» **PROBLEM STATEMENT**: How many lines of the data hold the word "heading"? State the number and nothing else.

=== EXTRACTED ENTRIES ===

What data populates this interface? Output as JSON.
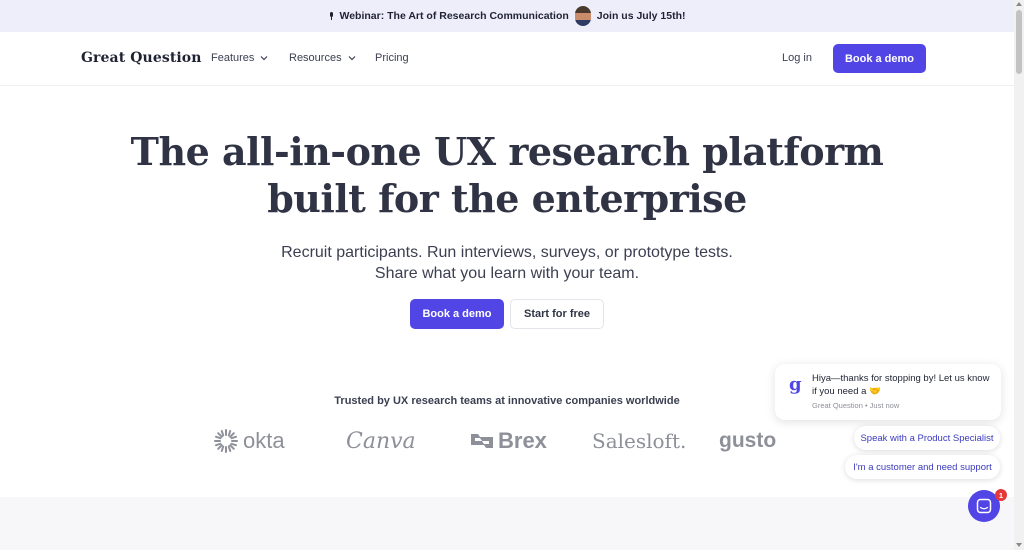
{
  "banner": {
    "text_before": "Webinar: The Art of Research Communication",
    "text_after": "Join us July 15th!",
    "icon": "microphone-icon"
  },
  "nav": {
    "logo": "Great Question",
    "features": "Features",
    "resources": "Resources",
    "pricing": "Pricing",
    "login": "Log in",
    "book_demo": "Book a demo"
  },
  "hero": {
    "title_line1": "The all-in-one UX research platform",
    "title_line2": "built for the enterprise",
    "sub_line1": "Recruit participants. Run interviews, surveys, or prototype tests.",
    "sub_line2": "Share what you learn with your team.",
    "primary_cta": "Book a demo",
    "secondary_cta": "Start for free"
  },
  "trusted": {
    "heading": "Trusted by UX research teams at innovative companies worldwide",
    "brands": [
      "okta",
      "Canva",
      "Brex",
      "Salesloft.",
      "gusto"
    ]
  },
  "chat": {
    "avatar_letter": "g",
    "message": "Hiya—thanks for stopping by! Let us know if you need a 🤝",
    "sender": "Great Question",
    "time": "Just now",
    "chip_1": "Speak with a Product Specialist",
    "chip_2": "I'm a customer and need support",
    "badge_count": "1"
  },
  "colors": {
    "accent": "#5146e5",
    "heading": "#2f3344",
    "banner_bg": "#eeeefb",
    "logo_gray": "#8e9099",
    "badge_red": "#e5383b"
  }
}
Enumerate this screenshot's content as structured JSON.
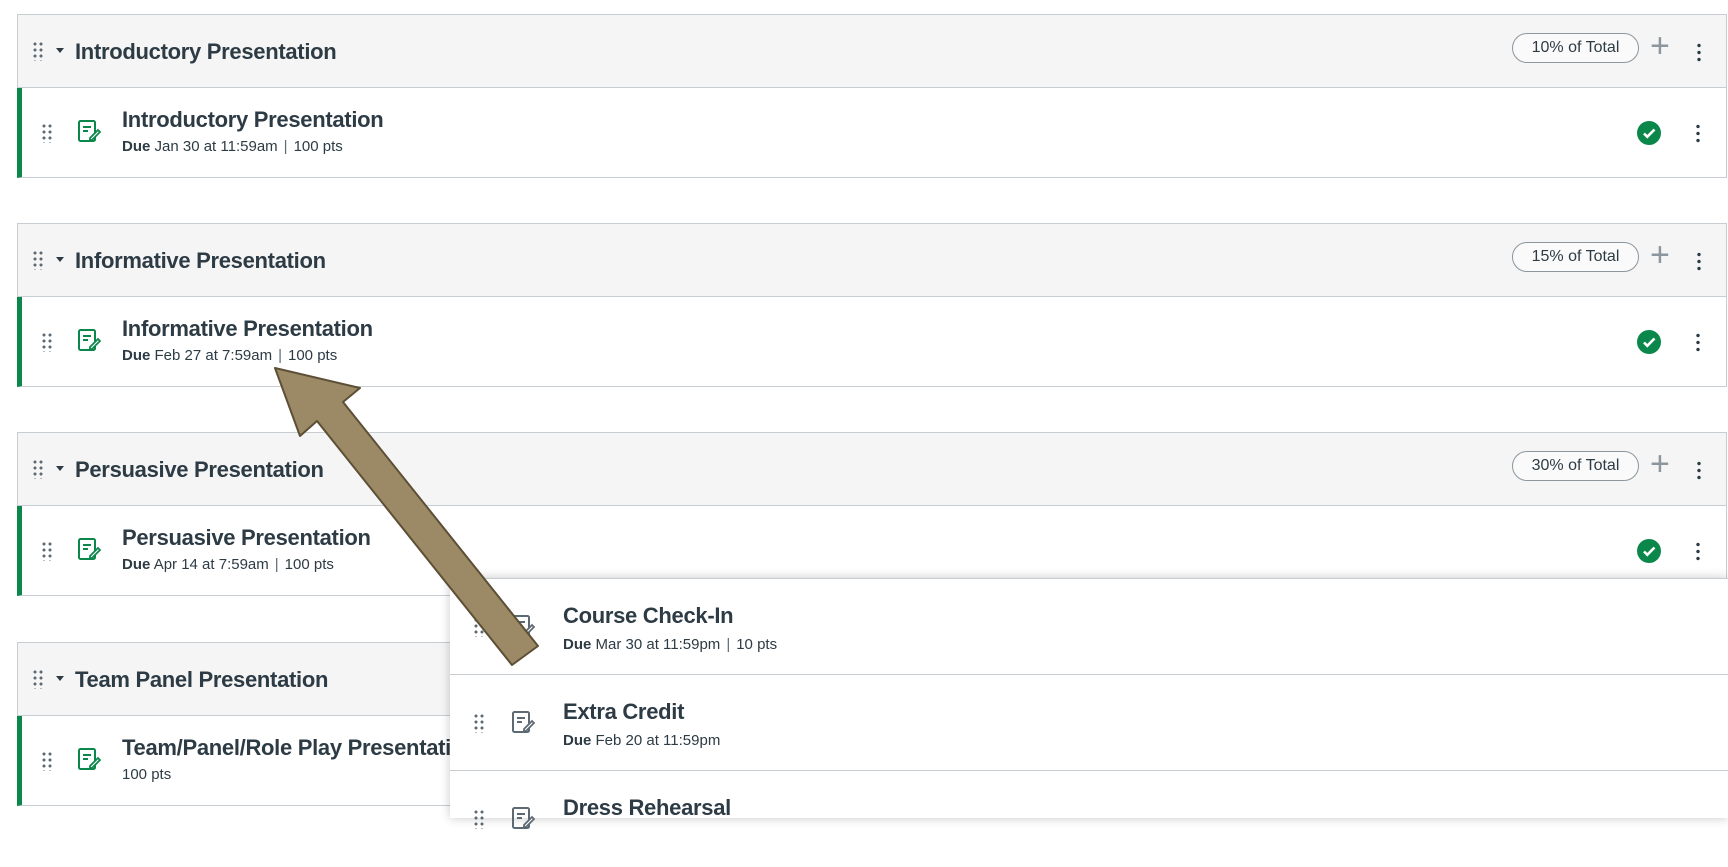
{
  "colors": {
    "accent": "#0b874b",
    "text": "#2d3b45",
    "header_bg": "#f5f5f5",
    "border": "#c7cdd1",
    "arrow": "#9c8a66"
  },
  "groups": [
    {
      "title": "Introductory Presentation",
      "weight": "10% of Total",
      "item": {
        "title": "Introductory Presentation",
        "due_label": "Due",
        "due": "Jan 30 at 11:59am",
        "sep": "|",
        "points": "100 pts",
        "published": true
      }
    },
    {
      "title": "Informative Presentation",
      "weight": "15% of Total",
      "item": {
        "title": "Informative Presentation",
        "due_label": "Due",
        "due": "Feb 27 at 7:59am",
        "sep": "|",
        "points": "100 pts",
        "published": true
      }
    },
    {
      "title": "Persuasive Presentation",
      "weight": "30% of Total",
      "item": {
        "title": "Persuasive Presentation",
        "due_label": "Due",
        "due": "Apr 14 at 7:59am",
        "sep": "|",
        "points": "100 pts",
        "published": true
      }
    },
    {
      "title": "Team Panel Presentation",
      "item": {
        "title": "Team/Panel/Role Play Presentation",
        "points": "100 pts"
      }
    }
  ],
  "panel_items": [
    {
      "title": "Course Check-In",
      "due_label": "Due",
      "due": "Mar 30 at 11:59pm",
      "sep": "|",
      "points": "10 pts"
    },
    {
      "title": "Extra Credit",
      "due_label": "Due",
      "due": "Feb 20 at 11:59pm"
    },
    {
      "title": "Dress Rehearsal"
    }
  ],
  "icons": {
    "drag": "drag-handle-icon",
    "caret": "caret-down-icon",
    "assignment": "assignment-icon",
    "plus": "plus-icon",
    "kebab": "kebab-menu-icon",
    "check": "published-check-icon"
  }
}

===

» **ANSWER TO THIS TASK**: 2